LIST OF TASKS
A – According to the preeclampsia text, why does management of the condition center on early recognition and timely delivery?
B – In the preeclampsia text, how much higher is the risk of coronary heart disease for women with preeclampsia?
C – Reproduce the stretch of the preeclampsia text from "Management of preeclampsia" through "and diagnostic tests.".

SOURCE TEXT
Preeclampsia is in itself a risk factor for both early and late complications affecting mother and baby. Preeclampsia may be complicated by seizures (eclampsia; 2–3 vs 40–90 cases/10,000 births in Europe and developing countries, respectively), pulmonary edema, placental abruption (1%–4%), oligohydramnios, and fetal growth restriction (up to 30%).21 Long-term effects on offspring include an increased risk of stroke and hypertension.2123 In addition to the long-term health implications for offspring, women with preeclampsia have 3.7 times higher risk of developing hypertension later in life, 2.2 times increased risk of coronary heart disease, and 1.8 times higher risk of stroke.24

Prediction

Management of preeclampsia centers on early recognition and timely delivery to prevent serious morbidity and mortality. Despite recent advances in our understanding of the etiology of preeclampsia, there is still no clinically useful screening test. The diagnosis of preeclampsia in the community is by detection of persistent hypertension and proteinuria, which then warrants referral to tertiary units for further management.25 However, recent research has identified novel predictive and diagnostic tests.

Saved entries:
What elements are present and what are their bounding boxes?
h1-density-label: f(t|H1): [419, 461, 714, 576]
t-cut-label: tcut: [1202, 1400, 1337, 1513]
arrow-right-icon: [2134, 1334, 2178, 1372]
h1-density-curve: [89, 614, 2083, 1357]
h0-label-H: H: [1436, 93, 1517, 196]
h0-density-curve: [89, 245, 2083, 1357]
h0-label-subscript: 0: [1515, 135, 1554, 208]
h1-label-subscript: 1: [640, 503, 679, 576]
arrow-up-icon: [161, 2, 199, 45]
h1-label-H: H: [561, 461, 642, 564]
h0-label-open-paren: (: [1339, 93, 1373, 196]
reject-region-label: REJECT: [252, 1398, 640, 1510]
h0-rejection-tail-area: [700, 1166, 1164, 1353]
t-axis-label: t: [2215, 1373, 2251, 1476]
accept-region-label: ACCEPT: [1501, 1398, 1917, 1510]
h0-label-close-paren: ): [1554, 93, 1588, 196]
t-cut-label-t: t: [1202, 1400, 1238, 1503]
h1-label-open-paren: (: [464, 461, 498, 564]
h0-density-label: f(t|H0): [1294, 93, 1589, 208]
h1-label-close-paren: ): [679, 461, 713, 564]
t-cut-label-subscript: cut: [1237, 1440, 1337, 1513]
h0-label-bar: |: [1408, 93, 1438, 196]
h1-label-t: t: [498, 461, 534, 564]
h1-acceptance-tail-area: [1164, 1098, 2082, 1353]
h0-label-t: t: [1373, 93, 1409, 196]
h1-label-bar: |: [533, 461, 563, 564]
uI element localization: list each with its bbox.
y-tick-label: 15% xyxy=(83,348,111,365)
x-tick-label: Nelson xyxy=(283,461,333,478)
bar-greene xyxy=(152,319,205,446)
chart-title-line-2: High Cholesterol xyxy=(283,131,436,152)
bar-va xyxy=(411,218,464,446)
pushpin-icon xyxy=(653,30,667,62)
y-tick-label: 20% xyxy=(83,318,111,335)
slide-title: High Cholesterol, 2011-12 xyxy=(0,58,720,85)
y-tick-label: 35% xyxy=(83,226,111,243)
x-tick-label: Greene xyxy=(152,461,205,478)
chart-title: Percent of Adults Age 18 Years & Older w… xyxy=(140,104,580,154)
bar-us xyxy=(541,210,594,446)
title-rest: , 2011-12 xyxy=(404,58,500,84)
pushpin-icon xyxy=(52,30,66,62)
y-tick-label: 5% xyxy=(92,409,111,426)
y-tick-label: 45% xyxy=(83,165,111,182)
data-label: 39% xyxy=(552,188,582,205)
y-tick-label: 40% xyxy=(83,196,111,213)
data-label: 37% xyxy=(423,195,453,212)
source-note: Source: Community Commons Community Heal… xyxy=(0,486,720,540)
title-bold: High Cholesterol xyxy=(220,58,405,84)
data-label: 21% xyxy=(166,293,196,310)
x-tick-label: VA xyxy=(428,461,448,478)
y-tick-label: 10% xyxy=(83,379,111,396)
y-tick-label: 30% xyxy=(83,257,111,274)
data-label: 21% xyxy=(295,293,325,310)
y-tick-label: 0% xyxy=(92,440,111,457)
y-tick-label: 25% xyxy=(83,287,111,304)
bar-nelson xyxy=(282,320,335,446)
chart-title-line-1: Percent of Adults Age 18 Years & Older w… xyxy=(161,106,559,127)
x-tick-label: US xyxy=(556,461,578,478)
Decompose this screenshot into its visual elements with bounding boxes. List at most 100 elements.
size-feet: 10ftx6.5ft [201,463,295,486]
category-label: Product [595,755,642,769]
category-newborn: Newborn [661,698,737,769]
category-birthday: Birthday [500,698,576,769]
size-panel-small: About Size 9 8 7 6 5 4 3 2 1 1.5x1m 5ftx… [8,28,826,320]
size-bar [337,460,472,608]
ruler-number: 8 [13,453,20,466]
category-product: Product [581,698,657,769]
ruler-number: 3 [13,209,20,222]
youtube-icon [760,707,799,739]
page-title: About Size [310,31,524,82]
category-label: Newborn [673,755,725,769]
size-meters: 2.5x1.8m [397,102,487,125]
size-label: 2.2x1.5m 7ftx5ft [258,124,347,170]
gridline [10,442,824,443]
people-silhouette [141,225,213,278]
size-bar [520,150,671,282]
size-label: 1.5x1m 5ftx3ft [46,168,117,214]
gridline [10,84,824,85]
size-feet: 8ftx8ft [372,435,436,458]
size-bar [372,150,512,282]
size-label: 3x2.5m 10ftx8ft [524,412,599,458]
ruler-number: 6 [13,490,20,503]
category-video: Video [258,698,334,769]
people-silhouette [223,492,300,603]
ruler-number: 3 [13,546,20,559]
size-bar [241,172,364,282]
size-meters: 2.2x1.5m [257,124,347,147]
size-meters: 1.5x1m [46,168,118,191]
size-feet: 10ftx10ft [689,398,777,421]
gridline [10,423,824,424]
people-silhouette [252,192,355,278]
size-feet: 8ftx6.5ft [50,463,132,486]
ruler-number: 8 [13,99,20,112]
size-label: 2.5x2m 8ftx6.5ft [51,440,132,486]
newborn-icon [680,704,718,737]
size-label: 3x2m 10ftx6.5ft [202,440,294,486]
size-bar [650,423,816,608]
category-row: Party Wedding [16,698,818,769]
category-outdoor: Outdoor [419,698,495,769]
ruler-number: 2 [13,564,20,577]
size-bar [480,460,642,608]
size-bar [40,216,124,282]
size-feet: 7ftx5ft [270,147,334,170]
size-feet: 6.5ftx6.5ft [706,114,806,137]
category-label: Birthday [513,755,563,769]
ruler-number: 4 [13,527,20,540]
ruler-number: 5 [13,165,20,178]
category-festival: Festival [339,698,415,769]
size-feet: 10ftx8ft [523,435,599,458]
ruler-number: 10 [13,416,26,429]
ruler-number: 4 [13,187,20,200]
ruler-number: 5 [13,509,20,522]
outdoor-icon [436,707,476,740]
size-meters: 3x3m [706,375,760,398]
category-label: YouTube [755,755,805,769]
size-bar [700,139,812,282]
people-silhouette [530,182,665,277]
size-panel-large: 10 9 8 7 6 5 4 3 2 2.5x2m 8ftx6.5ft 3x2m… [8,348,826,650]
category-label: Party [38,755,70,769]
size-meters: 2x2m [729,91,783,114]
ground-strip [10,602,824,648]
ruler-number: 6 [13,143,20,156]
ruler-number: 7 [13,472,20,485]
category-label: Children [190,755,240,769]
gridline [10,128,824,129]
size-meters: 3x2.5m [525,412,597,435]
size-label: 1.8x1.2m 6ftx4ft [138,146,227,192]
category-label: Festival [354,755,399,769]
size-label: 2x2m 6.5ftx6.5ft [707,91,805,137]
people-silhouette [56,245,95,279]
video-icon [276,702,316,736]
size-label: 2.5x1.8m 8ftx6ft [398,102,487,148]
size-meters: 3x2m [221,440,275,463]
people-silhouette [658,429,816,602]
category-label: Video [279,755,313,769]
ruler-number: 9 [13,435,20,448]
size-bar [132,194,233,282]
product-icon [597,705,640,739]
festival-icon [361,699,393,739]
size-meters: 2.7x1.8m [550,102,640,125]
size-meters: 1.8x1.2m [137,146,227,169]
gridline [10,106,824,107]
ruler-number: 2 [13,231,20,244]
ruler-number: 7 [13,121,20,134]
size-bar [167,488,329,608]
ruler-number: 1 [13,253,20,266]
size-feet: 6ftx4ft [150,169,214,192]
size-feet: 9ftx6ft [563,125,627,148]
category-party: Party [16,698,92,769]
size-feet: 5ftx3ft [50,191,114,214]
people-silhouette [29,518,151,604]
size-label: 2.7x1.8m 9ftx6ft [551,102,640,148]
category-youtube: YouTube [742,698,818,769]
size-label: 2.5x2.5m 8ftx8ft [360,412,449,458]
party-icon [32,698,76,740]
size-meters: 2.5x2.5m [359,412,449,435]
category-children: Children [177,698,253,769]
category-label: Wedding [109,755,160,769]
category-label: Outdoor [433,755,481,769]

SOLUTION SET
A – Management centers on early recognition and timely delivery in order to prevent serious morbidity and mortality.

B – Their risk of coronary heart disease is 2.2 times higher.

C –
Management of preeclampsia centers on early recognition and timely delivery to prevent serious morbidity and mortality. Despite recent advances in our understanding of the etiology of preeclampsia, there is still no clinically useful screening test. The diagnosis of preeclampsia in the community is by detection of persistent hypertension and proteinuria, which then warrants referral to tertiary units for further management.25 However, recent research has identified novel predictive and diagnostic tests.